Exercise requirements:
Can you print the data exactly and leave out each image?

----- Data entries -----

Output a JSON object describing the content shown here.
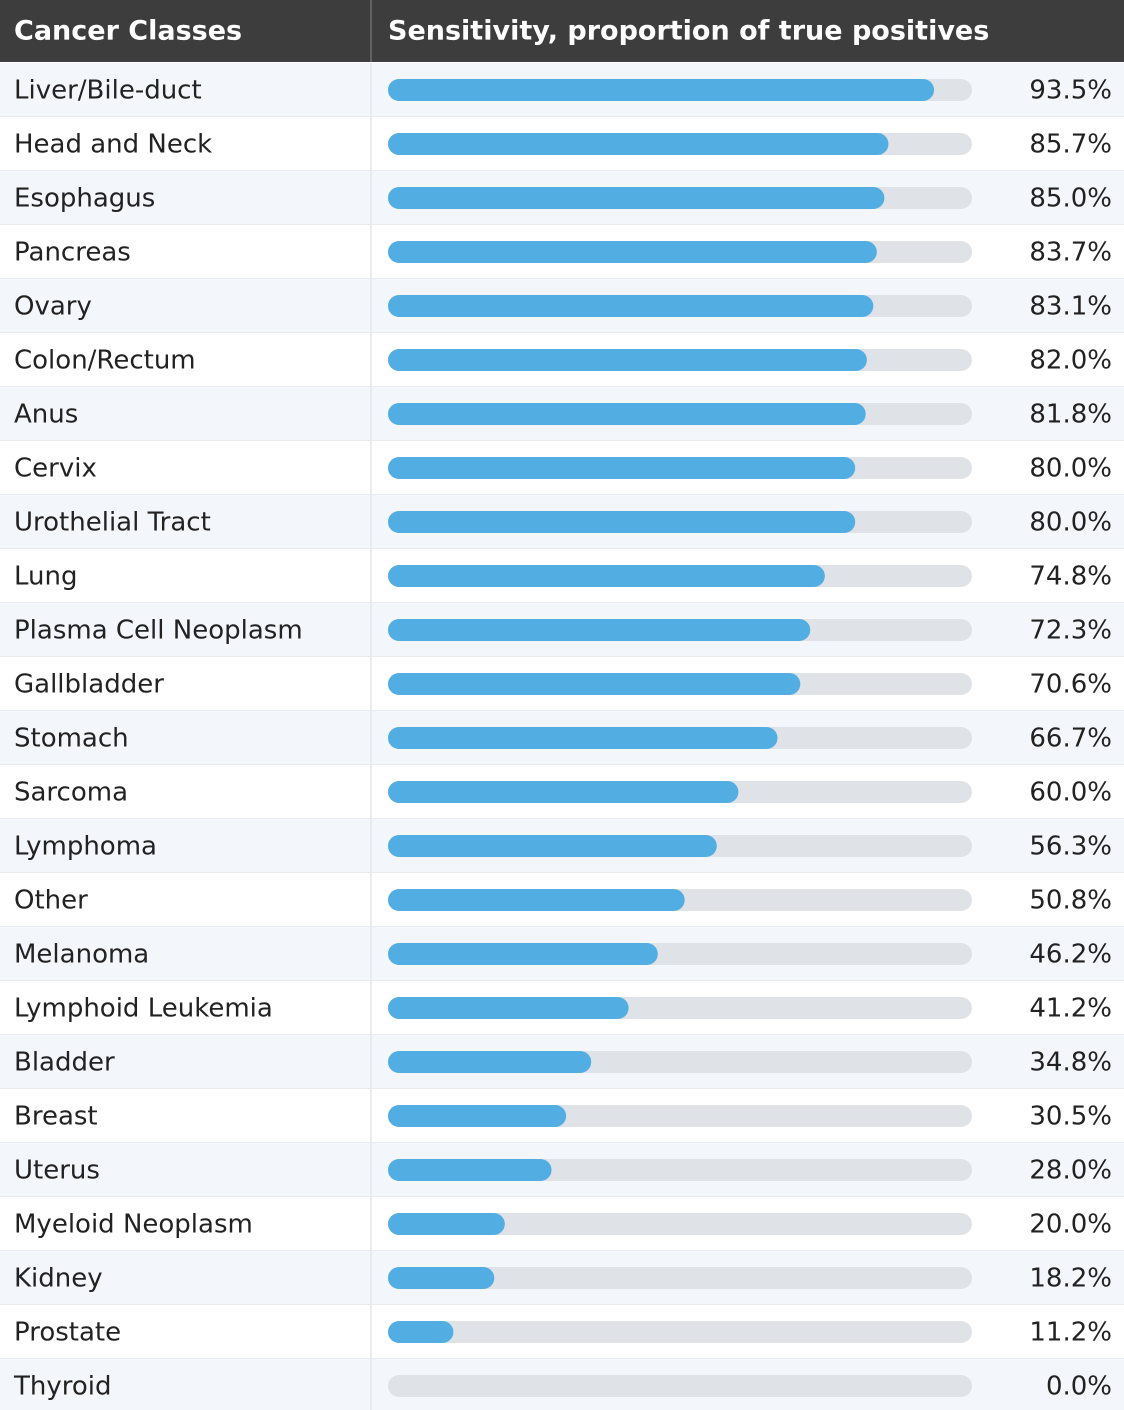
{
  "chart_data": {
    "type": "bar",
    "category_header": "Cancer Classes",
    "value_header": "Sensitivity, proportion of true positives",
    "categories": [
      "Liver/Bile-duct",
      "Head and Neck",
      "Esophagus",
      "Pancreas",
      "Ovary",
      "Colon/Rectum",
      "Anus",
      "Cervix",
      "Urothelial Tract",
      "Lung",
      "Plasma Cell Neoplasm",
      "Gallbladder",
      "Stomach",
      "Sarcoma",
      "Lymphoma",
      "Other",
      "Melanoma",
      "Lymphoid Leukemia",
      "Bladder",
      "Breast",
      "Uterus",
      "Myeloid Neoplasm",
      "Kidney",
      "Prostate",
      "Thyroid"
    ],
    "values": [
      93.5,
      85.7,
      85.0,
      83.7,
      83.1,
      82.0,
      81.8,
      80.0,
      80.0,
      74.8,
      72.3,
      70.6,
      66.7,
      60.0,
      56.3,
      50.8,
      46.2,
      41.2,
      34.8,
      30.5,
      28.0,
      20.0,
      18.2,
      11.2,
      0.0
    ],
    "value_labels": [
      "93.5%",
      "85.7%",
      "85.0%",
      "83.7%",
      "83.1%",
      "82.0%",
      "81.8%",
      "80.0%",
      "80.0%",
      "74.8%",
      "72.3%",
      "70.6%",
      "66.7%",
      "60.0%",
      "56.3%",
      "50.8%",
      "46.2%",
      "41.2%",
      "34.8%",
      "30.5%",
      "28.0%",
      "20.0%",
      "18.2%",
      "11.2%",
      "0.0%"
    ],
    "xlim": [
      0,
      100
    ],
    "color": "#52ade2",
    "track_color": "#dfe2e6"
  }
}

-----

Reply to the exercise:
Output a JSON object describing the content shown here.
{
  "chart_data": {
    "type": "bar",
    "category_header": "Cancer Classes",
    "value_header": "Sensitivity, proportion of true positives",
    "categories": [
      "Liver/Bile-duct",
      "Head and Neck",
      "Esophagus",
      "Pancreas",
      "Ovary",
      "Colon/Rectum",
      "Anus",
      "Cervix",
      "Urothelial Tract",
      "Lung",
      "Plasma Cell Neoplasm",
      "Gallbladder",
      "Stomach",
      "Sarcoma",
      "Lymphoma",
      "Other",
      "Melanoma",
      "Lymphoid Leukemia",
      "Bladder",
      "Breast",
      "Uterus",
      "Myeloid Neoplasm",
      "Kidney",
      "Prostate",
      "Thyroid"
    ],
    "values": [
      93.5,
      85.7,
      85.0,
      83.7,
      83.1,
      82.0,
      81.8,
      80.0,
      80.0,
      74.8,
      72.3,
      70.6,
      66.7,
      60.0,
      56.3,
      50.8,
      46.2,
      41.2,
      34.8,
      30.5,
      28.0,
      20.0,
      18.2,
      11.2,
      0.0
    ],
    "value_labels": [
      "93.5%",
      "85.7%",
      "85.0%",
      "83.7%",
      "83.1%",
      "82.0%",
      "81.8%",
      "80.0%",
      "80.0%",
      "74.8%",
      "72.3%",
      "70.6%",
      "66.7%",
      "60.0%",
      "56.3%",
      "50.8%",
      "46.2%",
      "41.2%",
      "34.8%",
      "30.5%",
      "28.0%",
      "20.0%",
      "18.2%",
      "11.2%",
      "0.0%"
    ],
    "xlim": [
      0,
      100
    ],
    "color": "#52ade2",
    "track_color": "#dfe2e6"
  }
}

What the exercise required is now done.